● The task:
Send back all the data below, exactly as given.
>> Start
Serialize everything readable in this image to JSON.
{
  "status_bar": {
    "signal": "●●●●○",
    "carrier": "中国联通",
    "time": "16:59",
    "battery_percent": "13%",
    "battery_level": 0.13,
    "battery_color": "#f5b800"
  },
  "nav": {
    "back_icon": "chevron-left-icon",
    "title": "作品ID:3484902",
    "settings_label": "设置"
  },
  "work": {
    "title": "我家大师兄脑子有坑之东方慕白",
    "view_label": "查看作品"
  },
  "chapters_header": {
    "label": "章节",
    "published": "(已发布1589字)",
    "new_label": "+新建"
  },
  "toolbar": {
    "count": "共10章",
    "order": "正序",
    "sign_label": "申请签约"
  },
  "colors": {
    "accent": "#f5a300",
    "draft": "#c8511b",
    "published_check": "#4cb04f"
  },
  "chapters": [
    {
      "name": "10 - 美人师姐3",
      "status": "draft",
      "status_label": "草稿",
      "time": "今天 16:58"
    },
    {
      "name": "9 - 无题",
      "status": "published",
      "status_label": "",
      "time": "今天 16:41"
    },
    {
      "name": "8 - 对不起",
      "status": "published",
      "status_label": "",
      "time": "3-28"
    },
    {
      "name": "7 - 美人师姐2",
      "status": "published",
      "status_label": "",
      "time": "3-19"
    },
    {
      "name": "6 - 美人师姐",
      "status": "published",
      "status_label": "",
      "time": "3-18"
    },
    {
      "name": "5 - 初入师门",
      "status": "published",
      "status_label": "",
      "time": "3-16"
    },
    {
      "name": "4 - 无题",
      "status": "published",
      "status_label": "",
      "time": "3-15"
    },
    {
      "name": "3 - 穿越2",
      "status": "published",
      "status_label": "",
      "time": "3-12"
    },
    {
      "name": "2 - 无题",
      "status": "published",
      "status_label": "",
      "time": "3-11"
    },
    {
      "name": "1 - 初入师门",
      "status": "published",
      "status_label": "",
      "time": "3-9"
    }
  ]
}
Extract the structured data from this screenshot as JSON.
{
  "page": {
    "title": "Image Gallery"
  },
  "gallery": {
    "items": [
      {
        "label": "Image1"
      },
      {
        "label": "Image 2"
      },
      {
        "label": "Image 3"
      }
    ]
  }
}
>> End
● Answer for this exercise:
Serialize everything readable in this image to JSON.
{
  "status_bar": {
    "signal": "●●●●○",
    "carrier": "中国联通",
    "time": "16:59",
    "battery_percent": "13%",
    "battery_level": 0.13,
    "battery_color": "#f5b800"
  },
  "nav": {
    "back_icon": "chevron-left-icon",
    "title": "作品ID:3484902",
    "settings_label": "设置"
  },
  "work": {
    "title": "我家大师兄脑子有坑之东方慕白",
    "view_label": "查看作品"
  },
  "chapters_header": {
    "label": "章节",
    "published": "(已发布1589字)",
    "new_label": "+新建"
  },
  "toolbar": {
    "count": "共10章",
    "order": "正序",
    "sign_label": "申请签约"
  },
  "colors": {
    "accent": "#f5a300",
    "draft": "#c8511b",
    "published_check": "#4cb04f"
  },
  "chapters": [
    {
      "name": "10 - 美人师姐3",
      "status": "draft",
      "status_label": "草稿",
      "time": "今天 16:58"
    },
    {
      "name": "9 - 无题",
      "status": "published",
      "status_label": "",
      "time": "今天 16:41"
    },
    {
      "name": "8 - 对不起",
      "status": "published",
      "status_label": "",
      "time": "3-28"
    },
    {
      "name": "7 - 美人师姐2",
      "status": "published",
      "status_label": "",
      "time": "3-19"
    },
    {
      "name": "6 - 美人师姐",
      "status": "published",
      "status_label": "",
      "time": "3-18"
    },
    {
      "name": "5 - 初入师门",
      "status": "published",
      "status_label": "",
      "time": "3-16"
    },
    {
      "name": "4 - 无题",
      "status": "published",
      "status_label": "",
      "time": "3-15"
    },
    {
      "name": "3 - 穿越2",
      "status": "published",
      "status_label": "",
      "time": "3-12"
    },
    {
      "name": "2 - 无题",
      "status": "published",
      "status_label": "",
      "time": "3-11"
    },
    {
      "name": "1 - 初入师门",
      "status": "published",
      "status_label": "",
      "time": "3-9"
    }
  ]
}
Extract the structured data from this screenshot as JSON.
{
  "page": {
    "title": "Image Gallery"
  },
  "gallery": {
    "items": [
      {
        "label": "Image1"
      },
      {
        "label": "Image 2"
      },
      {
        "label": "Image 3"
      }
    ]
  }
}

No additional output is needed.